Data entries:
====================

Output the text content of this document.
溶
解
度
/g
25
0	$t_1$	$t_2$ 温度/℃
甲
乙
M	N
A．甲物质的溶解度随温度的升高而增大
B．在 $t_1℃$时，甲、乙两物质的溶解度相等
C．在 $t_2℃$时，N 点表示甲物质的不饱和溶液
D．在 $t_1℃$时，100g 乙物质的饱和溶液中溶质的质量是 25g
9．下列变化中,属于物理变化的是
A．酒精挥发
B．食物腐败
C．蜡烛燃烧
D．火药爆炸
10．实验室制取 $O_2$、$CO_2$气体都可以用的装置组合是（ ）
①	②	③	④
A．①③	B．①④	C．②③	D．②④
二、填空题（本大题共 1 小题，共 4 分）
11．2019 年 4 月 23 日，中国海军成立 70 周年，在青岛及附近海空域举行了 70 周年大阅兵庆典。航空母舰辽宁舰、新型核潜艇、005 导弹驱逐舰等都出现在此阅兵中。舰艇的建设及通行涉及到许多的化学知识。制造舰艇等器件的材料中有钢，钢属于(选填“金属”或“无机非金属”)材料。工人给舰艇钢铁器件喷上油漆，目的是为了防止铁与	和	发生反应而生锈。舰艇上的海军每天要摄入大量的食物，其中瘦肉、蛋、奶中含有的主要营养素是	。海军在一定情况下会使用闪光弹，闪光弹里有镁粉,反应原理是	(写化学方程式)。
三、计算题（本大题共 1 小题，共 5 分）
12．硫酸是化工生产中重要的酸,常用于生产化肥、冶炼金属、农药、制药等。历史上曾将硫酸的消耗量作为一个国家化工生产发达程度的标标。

====================

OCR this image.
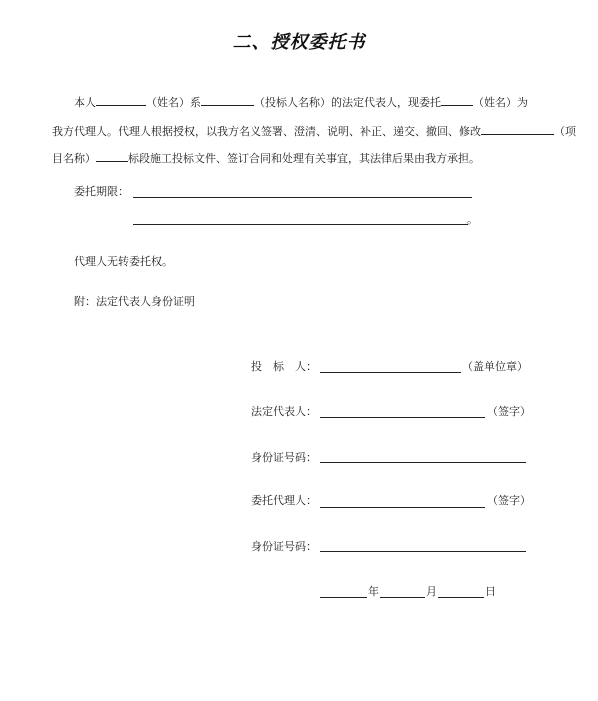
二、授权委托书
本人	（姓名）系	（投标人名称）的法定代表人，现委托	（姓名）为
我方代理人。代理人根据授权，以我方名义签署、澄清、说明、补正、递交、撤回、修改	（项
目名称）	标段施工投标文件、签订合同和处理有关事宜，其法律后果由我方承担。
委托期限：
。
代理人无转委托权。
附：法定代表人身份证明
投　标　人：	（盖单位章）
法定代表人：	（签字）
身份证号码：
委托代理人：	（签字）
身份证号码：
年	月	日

====================

Prompt:
Give the number of lines in the listing above that contain "this", and nothing else.

Exercise result:
2